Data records
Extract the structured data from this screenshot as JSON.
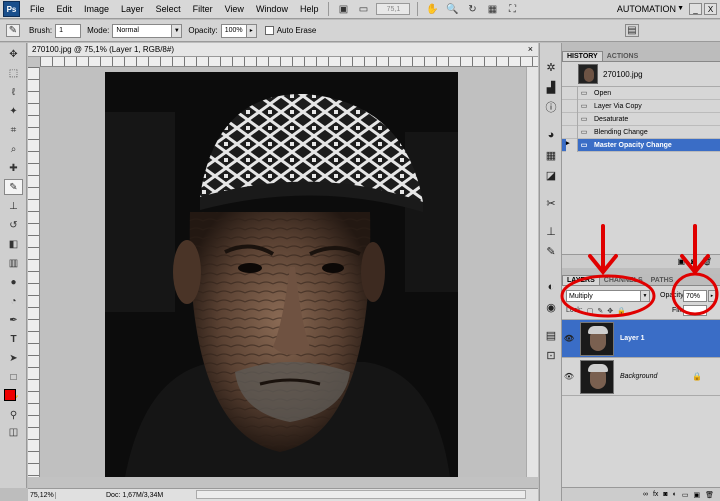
{
  "app": {
    "logo": "Ps",
    "workspace": "AUTOMATION"
  },
  "menu": [
    "File",
    "Edit",
    "Image",
    "Layer",
    "Select",
    "Filter",
    "View",
    "Window",
    "Help"
  ],
  "menubar": {
    "zoom": "75,1",
    "min": "_",
    "max": "□",
    "close": "X"
  },
  "options": {
    "brush_label": "Brush:",
    "brush_size": "1",
    "mode_label": "Mode:",
    "mode_value": "Normal",
    "opacity_label": "Opacity:",
    "opacity_value": "100%",
    "auto_erase": "Auto Erase"
  },
  "document": {
    "title": "270100.jpg @ 75,1% (Layer 1, RGB/8#)",
    "close": "×",
    "zoom": "75,12%",
    "doc_info": "Doc: 1,67M/3,34M"
  },
  "history": {
    "tabs": [
      "HISTORY",
      "ACTIONS"
    ],
    "snapshot": "270100.jpg",
    "items": [
      "Open",
      "Layer Via Copy",
      "Desaturate",
      "Blending Change",
      "Master Opacity Change"
    ],
    "selected_index": 4
  },
  "layers": {
    "tabs": [
      "LAYERS",
      "CHANNELS",
      "PATHS"
    ],
    "blend_mode": "Multiply",
    "opacity_label": "Opacity:",
    "opacity_value": "70%",
    "lock_label": "Lock:",
    "fill_label": "Fill:",
    "items": [
      {
        "name": "Layer 1",
        "selected": true
      },
      {
        "name": "Background",
        "selected": false
      }
    ]
  },
  "colors": {
    "selection": "#3a6dc6",
    "annotation": "#e00000",
    "foreground": "#e00000",
    "background": "#ffffff"
  }
}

▶ _Job_: Reproduce every record above exactly, but leave out the pictures.

▶ _Reply to the exercise_:
Extract the structured data from this screenshot as JSON.
{
  "app": {
    "logo": "Ps",
    "workspace": "AUTOMATION"
  },
  "menu": [
    "File",
    "Edit",
    "Image",
    "Layer",
    "Select",
    "Filter",
    "View",
    "Window",
    "Help"
  ],
  "menubar": {
    "zoom": "75,1",
    "min": "_",
    "max": "□",
    "close": "X"
  },
  "options": {
    "brush_label": "Brush:",
    "brush_size": "1",
    "mode_label": "Mode:",
    "mode_value": "Normal",
    "opacity_label": "Opacity:",
    "opacity_value": "100%",
    "auto_erase": "Auto Erase"
  },
  "document": {
    "title": "270100.jpg @ 75,1% (Layer 1, RGB/8#)",
    "close": "×",
    "zoom": "75,12%",
    "doc_info": "Doc: 1,67M/3,34M"
  },
  "history": {
    "tabs": [
      "HISTORY",
      "ACTIONS"
    ],
    "snapshot": "270100.jpg",
    "items": [
      "Open",
      "Layer Via Copy",
      "Desaturate",
      "Blending Change",
      "Master Opacity Change"
    ],
    "selected_index": 4
  },
  "layers": {
    "tabs": [
      "LAYERS",
      "CHANNELS",
      "PATHS"
    ],
    "blend_mode": "Multiply",
    "opacity_label": "Opacity:",
    "opacity_value": "70%",
    "lock_label": "Lock:",
    "fill_label": "Fill:",
    "items": [
      {
        "name": "Layer 1",
        "selected": true
      },
      {
        "name": "Background",
        "selected": false
      }
    ]
  },
  "colors": {
    "selection": "#3a6dc6",
    "annotation": "#e00000",
    "foreground": "#e00000",
    "background": "#ffffff"
  }
}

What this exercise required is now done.